→ **Objective**: The entries below need to be written out exactly, with no pictures included.

→ **Recorded data**:
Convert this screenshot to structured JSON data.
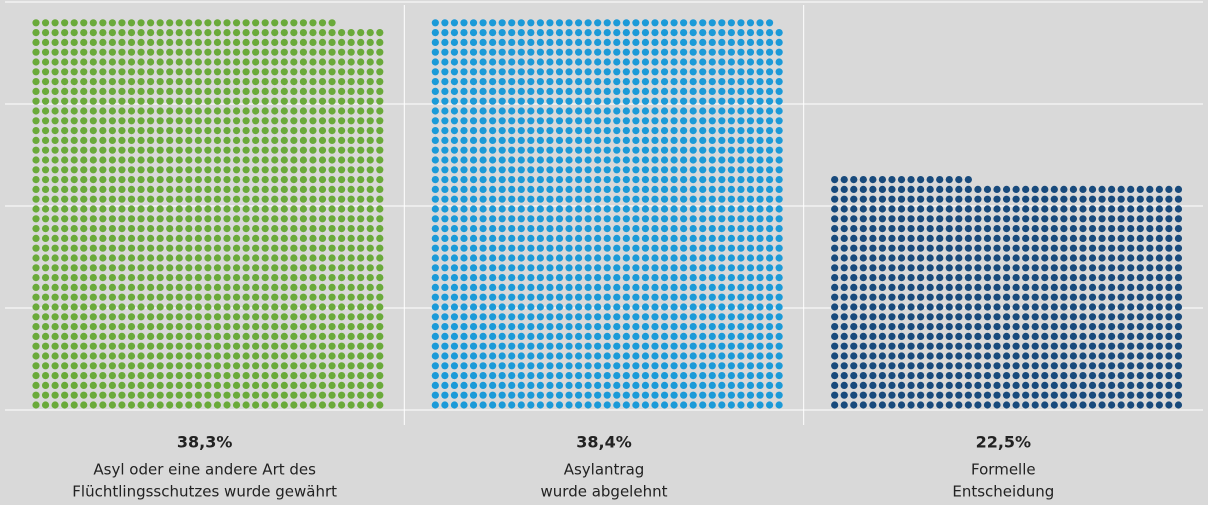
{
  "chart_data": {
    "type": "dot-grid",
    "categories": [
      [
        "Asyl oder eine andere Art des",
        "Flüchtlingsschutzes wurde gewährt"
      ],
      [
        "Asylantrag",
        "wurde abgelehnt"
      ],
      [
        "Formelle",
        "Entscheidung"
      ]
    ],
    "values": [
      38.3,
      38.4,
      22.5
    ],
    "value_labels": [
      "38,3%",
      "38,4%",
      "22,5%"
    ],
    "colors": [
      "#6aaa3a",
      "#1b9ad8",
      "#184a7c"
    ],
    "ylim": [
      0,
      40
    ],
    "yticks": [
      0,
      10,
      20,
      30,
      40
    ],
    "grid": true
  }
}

→ **Written solution**:
Convert this screenshot to structured JSON data.
{
  "chart_data": {
    "type": "dot-grid",
    "categories": [
      [
        "Asyl oder eine andere Art des",
        "Flüchtlingsschutzes wurde gewährt"
      ],
      [
        "Asylantrag",
        "wurde abgelehnt"
      ],
      [
        "Formelle",
        "Entscheidung"
      ]
    ],
    "values": [
      38.3,
      38.4,
      22.5
    ],
    "value_labels": [
      "38,3%",
      "38,4%",
      "22,5%"
    ],
    "colors": [
      "#6aaa3a",
      "#1b9ad8",
      "#184a7c"
    ],
    "ylim": [
      0,
      40
    ],
    "yticks": [
      0,
      10,
      20,
      30,
      40
    ],
    "grid": true
  }
}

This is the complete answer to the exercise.